Objective: Set down exactly the lines from the one containing "Read this page and output its text content." through the end of the records below, both included, and nothing else.

Extracted material:
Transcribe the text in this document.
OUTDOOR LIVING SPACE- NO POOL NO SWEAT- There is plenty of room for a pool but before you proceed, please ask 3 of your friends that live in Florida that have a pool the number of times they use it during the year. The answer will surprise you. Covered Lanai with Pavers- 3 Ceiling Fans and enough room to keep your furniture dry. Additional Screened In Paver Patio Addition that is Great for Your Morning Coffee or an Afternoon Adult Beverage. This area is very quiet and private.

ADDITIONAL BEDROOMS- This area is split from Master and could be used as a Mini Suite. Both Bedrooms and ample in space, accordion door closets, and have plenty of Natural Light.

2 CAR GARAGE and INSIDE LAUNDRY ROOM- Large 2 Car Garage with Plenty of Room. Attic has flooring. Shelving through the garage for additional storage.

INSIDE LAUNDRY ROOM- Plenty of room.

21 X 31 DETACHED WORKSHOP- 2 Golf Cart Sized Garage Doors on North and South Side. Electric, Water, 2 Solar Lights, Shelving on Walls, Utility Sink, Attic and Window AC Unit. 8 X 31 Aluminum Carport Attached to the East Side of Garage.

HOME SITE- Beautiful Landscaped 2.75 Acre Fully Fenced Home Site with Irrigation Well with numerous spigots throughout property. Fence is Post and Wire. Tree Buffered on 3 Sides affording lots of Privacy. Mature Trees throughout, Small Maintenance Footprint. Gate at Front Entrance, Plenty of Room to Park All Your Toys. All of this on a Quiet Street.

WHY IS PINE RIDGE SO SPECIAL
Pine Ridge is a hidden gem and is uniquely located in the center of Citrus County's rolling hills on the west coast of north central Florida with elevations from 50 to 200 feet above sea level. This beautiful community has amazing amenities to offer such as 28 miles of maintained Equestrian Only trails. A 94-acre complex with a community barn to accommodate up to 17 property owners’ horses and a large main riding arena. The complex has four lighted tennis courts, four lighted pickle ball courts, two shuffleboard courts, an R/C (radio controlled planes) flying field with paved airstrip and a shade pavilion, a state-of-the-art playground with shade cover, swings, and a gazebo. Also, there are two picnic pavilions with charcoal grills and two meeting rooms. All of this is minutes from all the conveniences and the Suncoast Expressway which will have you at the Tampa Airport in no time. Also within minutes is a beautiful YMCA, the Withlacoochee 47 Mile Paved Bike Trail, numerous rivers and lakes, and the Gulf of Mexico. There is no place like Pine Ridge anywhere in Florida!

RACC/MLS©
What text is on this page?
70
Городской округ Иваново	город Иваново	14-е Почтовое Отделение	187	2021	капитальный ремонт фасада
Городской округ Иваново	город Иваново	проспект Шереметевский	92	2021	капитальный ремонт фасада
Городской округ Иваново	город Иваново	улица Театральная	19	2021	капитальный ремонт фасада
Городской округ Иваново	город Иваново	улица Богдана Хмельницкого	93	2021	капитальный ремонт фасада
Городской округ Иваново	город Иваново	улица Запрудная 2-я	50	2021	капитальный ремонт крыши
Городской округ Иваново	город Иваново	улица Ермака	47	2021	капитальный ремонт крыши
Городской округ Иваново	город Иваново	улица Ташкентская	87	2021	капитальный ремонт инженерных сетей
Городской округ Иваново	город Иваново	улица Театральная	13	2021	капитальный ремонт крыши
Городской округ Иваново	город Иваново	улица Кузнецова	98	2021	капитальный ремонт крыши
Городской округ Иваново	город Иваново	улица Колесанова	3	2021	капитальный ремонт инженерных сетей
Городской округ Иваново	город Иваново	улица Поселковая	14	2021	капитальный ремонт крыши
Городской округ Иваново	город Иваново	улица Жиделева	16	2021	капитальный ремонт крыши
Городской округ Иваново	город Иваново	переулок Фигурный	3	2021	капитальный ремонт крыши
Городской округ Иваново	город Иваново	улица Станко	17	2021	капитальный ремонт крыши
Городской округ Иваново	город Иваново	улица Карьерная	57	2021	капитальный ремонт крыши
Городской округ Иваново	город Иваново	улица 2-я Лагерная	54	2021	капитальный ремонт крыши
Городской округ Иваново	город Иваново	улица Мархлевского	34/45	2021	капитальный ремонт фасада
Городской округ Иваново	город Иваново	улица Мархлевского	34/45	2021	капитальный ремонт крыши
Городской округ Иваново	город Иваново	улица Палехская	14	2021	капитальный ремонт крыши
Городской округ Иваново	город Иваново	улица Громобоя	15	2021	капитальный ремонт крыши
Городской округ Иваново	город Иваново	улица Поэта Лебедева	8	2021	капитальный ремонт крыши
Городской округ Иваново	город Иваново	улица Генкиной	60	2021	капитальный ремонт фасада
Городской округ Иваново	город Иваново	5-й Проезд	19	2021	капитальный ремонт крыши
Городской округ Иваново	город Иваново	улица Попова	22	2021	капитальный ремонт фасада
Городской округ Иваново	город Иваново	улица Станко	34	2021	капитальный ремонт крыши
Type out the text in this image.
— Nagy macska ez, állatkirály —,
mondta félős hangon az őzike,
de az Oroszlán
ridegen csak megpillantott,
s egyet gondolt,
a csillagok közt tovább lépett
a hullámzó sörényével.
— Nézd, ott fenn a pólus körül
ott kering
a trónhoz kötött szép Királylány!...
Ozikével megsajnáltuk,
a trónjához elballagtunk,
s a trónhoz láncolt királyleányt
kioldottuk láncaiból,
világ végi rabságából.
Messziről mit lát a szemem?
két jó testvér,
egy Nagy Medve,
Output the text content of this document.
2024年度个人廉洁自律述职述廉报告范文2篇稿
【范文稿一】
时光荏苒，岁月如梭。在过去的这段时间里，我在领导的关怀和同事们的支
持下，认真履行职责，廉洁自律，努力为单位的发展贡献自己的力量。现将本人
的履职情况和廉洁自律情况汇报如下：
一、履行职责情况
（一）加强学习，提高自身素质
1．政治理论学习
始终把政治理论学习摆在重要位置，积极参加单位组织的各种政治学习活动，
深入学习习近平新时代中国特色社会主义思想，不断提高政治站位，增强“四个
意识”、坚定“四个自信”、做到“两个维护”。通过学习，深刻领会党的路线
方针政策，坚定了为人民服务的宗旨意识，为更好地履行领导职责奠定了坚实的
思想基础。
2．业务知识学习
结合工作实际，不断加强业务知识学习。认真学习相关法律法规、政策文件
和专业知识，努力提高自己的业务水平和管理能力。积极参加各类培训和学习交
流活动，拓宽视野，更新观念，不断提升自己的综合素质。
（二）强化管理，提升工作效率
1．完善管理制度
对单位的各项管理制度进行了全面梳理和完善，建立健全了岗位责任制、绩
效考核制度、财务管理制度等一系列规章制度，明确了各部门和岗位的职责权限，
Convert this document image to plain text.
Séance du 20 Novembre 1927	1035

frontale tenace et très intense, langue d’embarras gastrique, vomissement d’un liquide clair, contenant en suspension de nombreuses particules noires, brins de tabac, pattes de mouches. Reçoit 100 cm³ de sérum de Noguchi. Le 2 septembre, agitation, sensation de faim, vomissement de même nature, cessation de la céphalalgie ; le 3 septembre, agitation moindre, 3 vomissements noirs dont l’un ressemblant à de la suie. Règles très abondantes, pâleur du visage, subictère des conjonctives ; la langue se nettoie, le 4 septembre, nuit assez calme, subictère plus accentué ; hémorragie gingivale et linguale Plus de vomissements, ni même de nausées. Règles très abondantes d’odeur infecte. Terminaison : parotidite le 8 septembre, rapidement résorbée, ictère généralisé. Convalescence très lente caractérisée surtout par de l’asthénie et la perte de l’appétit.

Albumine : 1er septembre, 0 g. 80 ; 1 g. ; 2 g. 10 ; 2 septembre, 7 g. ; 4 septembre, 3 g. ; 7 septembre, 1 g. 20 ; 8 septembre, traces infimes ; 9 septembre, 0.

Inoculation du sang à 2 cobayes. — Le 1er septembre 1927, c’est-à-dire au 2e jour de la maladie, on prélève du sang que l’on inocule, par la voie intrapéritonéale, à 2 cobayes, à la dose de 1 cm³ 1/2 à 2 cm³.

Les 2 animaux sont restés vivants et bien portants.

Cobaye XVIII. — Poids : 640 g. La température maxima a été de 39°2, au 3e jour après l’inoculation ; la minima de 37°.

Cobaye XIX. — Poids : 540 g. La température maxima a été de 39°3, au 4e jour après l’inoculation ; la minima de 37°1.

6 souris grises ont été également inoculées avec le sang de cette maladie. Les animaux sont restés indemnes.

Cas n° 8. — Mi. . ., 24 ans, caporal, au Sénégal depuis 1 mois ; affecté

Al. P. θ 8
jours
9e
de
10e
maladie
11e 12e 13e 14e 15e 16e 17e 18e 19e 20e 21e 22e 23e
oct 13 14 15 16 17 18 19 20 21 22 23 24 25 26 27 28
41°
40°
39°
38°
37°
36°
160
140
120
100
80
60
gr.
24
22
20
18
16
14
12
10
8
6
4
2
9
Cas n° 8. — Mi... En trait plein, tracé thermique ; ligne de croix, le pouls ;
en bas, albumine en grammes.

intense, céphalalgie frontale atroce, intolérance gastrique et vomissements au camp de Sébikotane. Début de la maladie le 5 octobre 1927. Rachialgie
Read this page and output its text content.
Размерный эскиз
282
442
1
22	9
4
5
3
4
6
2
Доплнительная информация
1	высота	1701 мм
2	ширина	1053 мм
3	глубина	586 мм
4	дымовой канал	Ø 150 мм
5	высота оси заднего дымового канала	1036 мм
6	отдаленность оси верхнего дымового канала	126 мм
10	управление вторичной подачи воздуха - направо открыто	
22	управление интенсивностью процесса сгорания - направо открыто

Final result:
Read this page and output its text content.
Размерный эскиз
282
442
1
22	9
4
5
3
4
6
2
Доплнительная информация
1	высота	1701 мм
2	ширина	1053 мм
3	глубина	586 мм
4	дымовой канал	Ø 150 мм
5	высота оси заднего дымового канала	1036 мм
6	отдаленность оси верхнего дымового канала	126 мм
10	управление вторичной подачи воздуха - направо открыто	
22	управление интенсивностью процесса сгорания - направо открыто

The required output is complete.